_YOUR GOAL_
Reproduce every line of the listing as written, apart from the pictures.

[Saved entries]
+++++

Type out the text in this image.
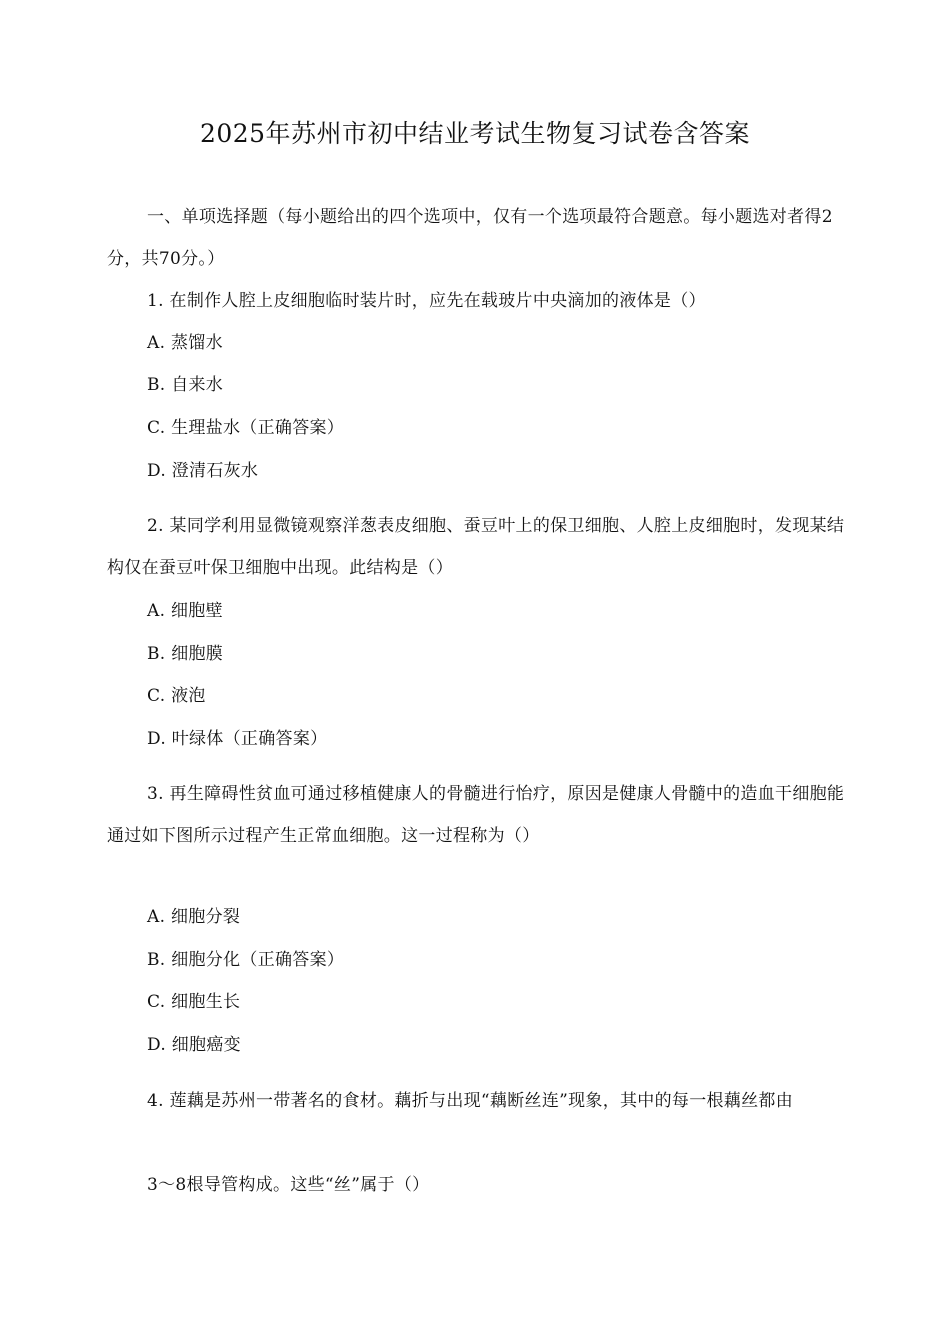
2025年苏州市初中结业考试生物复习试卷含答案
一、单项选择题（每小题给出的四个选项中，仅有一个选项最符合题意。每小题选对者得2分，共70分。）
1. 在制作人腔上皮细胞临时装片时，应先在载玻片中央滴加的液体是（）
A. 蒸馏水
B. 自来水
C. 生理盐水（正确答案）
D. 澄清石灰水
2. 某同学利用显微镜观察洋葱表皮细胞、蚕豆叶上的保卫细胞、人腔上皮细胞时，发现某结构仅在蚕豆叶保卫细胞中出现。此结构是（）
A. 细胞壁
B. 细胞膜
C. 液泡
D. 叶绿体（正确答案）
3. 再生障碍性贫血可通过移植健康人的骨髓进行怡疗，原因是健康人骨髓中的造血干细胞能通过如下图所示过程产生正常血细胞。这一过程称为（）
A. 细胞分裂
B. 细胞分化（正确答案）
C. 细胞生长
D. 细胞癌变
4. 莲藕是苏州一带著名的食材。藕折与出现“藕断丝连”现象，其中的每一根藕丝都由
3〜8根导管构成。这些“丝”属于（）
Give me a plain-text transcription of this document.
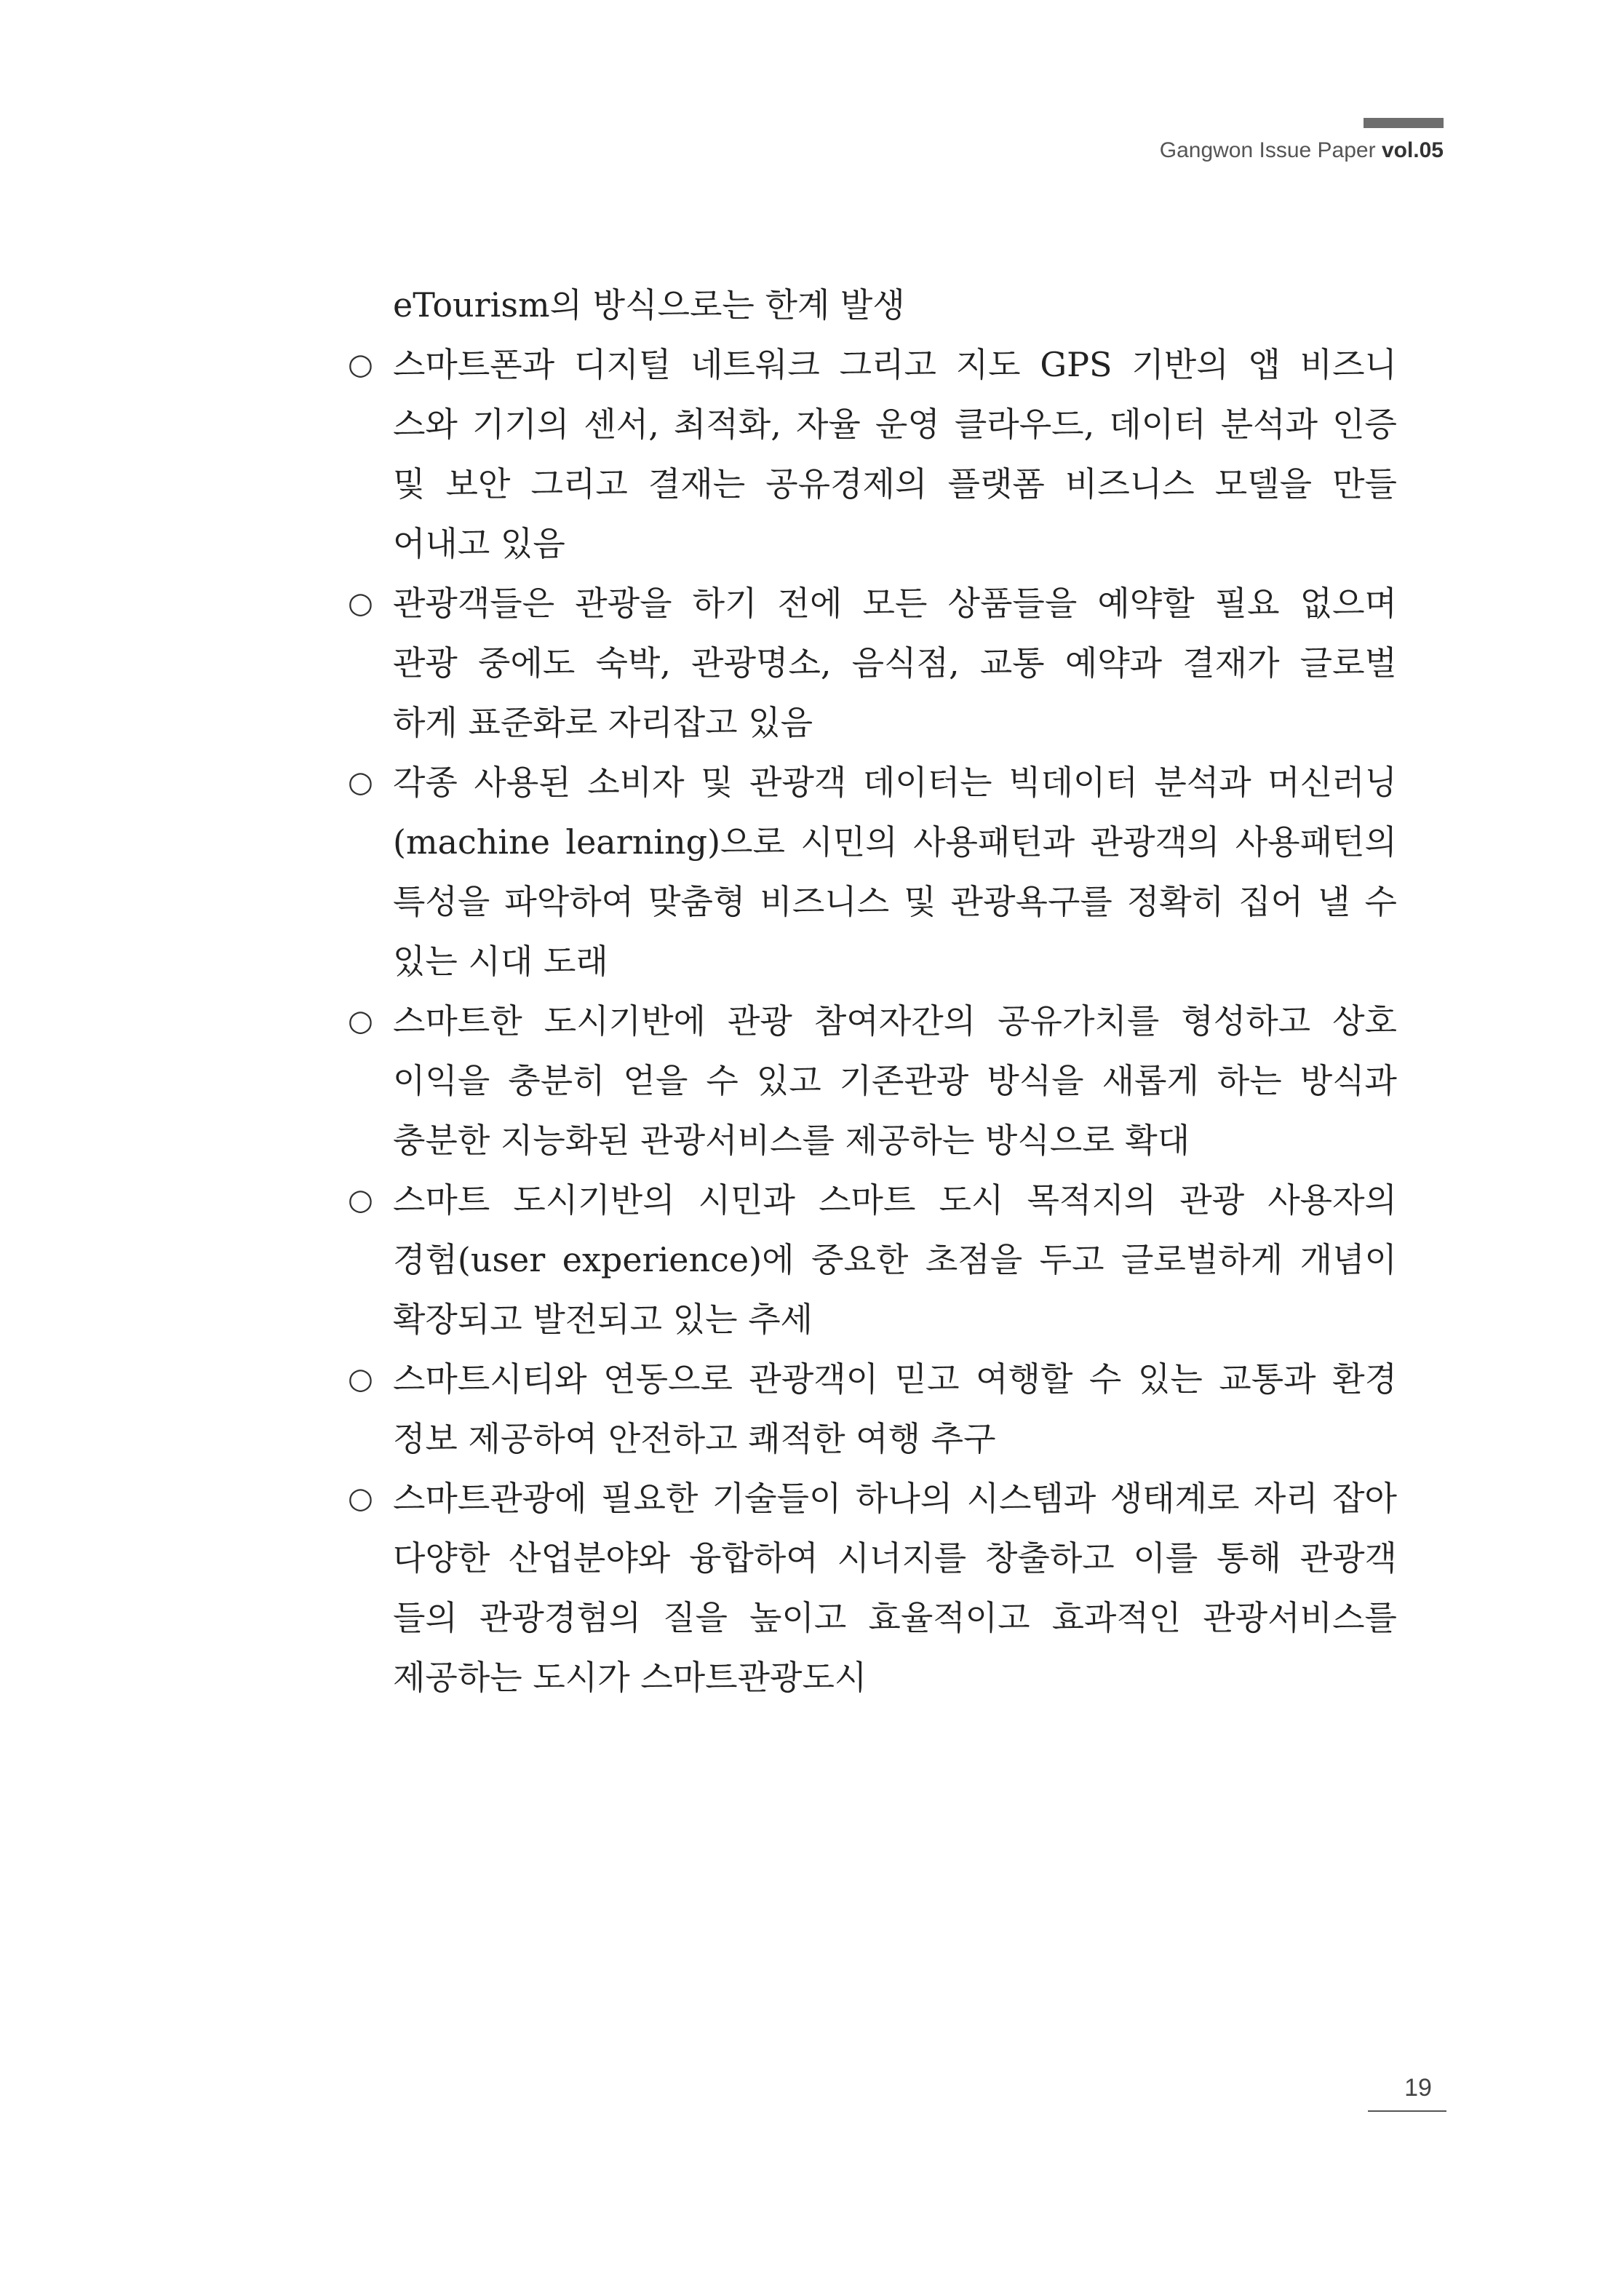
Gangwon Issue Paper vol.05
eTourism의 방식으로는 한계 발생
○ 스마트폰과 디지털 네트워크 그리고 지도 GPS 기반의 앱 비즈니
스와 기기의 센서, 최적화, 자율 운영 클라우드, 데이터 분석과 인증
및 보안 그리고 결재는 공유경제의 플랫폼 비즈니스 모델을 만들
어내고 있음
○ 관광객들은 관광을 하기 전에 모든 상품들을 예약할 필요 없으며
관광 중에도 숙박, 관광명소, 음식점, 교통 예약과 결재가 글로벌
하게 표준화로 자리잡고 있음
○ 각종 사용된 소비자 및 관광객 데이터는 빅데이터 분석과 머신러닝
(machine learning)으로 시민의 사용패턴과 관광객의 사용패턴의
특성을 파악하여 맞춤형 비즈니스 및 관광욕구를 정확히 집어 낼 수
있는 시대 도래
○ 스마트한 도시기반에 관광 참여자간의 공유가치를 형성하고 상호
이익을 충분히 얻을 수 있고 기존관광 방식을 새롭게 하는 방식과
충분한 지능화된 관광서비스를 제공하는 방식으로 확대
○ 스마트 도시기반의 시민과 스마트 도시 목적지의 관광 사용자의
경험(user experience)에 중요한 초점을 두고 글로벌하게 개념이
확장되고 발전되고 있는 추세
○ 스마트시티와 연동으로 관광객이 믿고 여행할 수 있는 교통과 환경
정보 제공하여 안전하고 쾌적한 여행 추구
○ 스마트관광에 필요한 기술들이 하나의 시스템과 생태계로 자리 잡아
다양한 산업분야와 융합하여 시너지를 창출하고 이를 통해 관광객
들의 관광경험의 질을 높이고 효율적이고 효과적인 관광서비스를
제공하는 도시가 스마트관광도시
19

+++++

_EXERCISE SOLUTION_
Type out the text in this image.
2025年苏州市初中结业考试生物复习试卷含答案
一、单项选择题（每小题给出的四个选项中，仅有一个选项最符合题意。每小题选对者得2分，共70分。）
1. 在制作人腔上皮细胞临时装片时，应先在载玻片中央滴加的液体是（）
A. 蒸馏水
B. 自来水
C. 生理盐水（正确答案）
D. 澄清石灰水
2. 某同学利用显微镜观察洋葱表皮细胞、蚕豆叶上的保卫细胞、人腔上皮细胞时，发现某结构仅在蚕豆叶保卫细胞中出现。此结构是（）
A. 细胞壁
B. 细胞膜
C. 液泡
D. 叶绿体（正确答案）
3. 再生障碍性贫血可通过移植健康人的骨髓进行怡疗，原因是健康人骨髓中的造血干细胞能通过如下图所示过程产生正常血细胞。这一过程称为（）
A. 细胞分裂
B. 细胞分化（正确答案）
C. 细胞生长
D. 细胞癌变
4. 莲藕是苏州一带著名的食材。藕折与出现“藕断丝连”现象，其中的每一根藕丝都由
3〜8根导管构成。这些“丝”属于（）
Give me a plain-text transcription of this document.
Gangwon Issue Paper vol.05
eTourism의 방식으로는 한계 발생
○ 스마트폰과 디지털 네트워크 그리고 지도 GPS 기반의 앱 비즈니
스와 기기의 센서, 최적화, 자율 운영 클라우드, 데이터 분석과 인증
및 보안 그리고 결재는 공유경제의 플랫폼 비즈니스 모델을 만들
어내고 있음
○ 관광객들은 관광을 하기 전에 모든 상품들을 예약할 필요 없으며
관광 중에도 숙박, 관광명소, 음식점, 교통 예약과 결재가 글로벌
하게 표준화로 자리잡고 있음
○ 각종 사용된 소비자 및 관광객 데이터는 빅데이터 분석과 머신러닝
(machine learning)으로 시민의 사용패턴과 관광객의 사용패턴의
특성을 파악하여 맞춤형 비즈니스 및 관광욕구를 정확히 집어 낼 수
있는 시대 도래
○ 스마트한 도시기반에 관광 참여자간의 공유가치를 형성하고 상호
이익을 충분히 얻을 수 있고 기존관광 방식을 새롭게 하는 방식과
충분한 지능화된 관광서비스를 제공하는 방식으로 확대
○ 스마트 도시기반의 시민과 스마트 도시 목적지의 관광 사용자의
경험(user experience)에 중요한 초점을 두고 글로벌하게 개념이
확장되고 발전되고 있는 추세
○ 스마트시티와 연동으로 관광객이 믿고 여행할 수 있는 교통과 환경
정보 제공하여 안전하고 쾌적한 여행 추구
○ 스마트관광에 필요한 기술들이 하나의 시스템과 생태계로 자리 잡아
다양한 산업분야와 융합하여 시너지를 창출하고 이를 통해 관광객
들의 관광경험의 질을 높이고 효율적이고 효과적인 관광서비스를
제공하는 도시가 스마트관광도시
19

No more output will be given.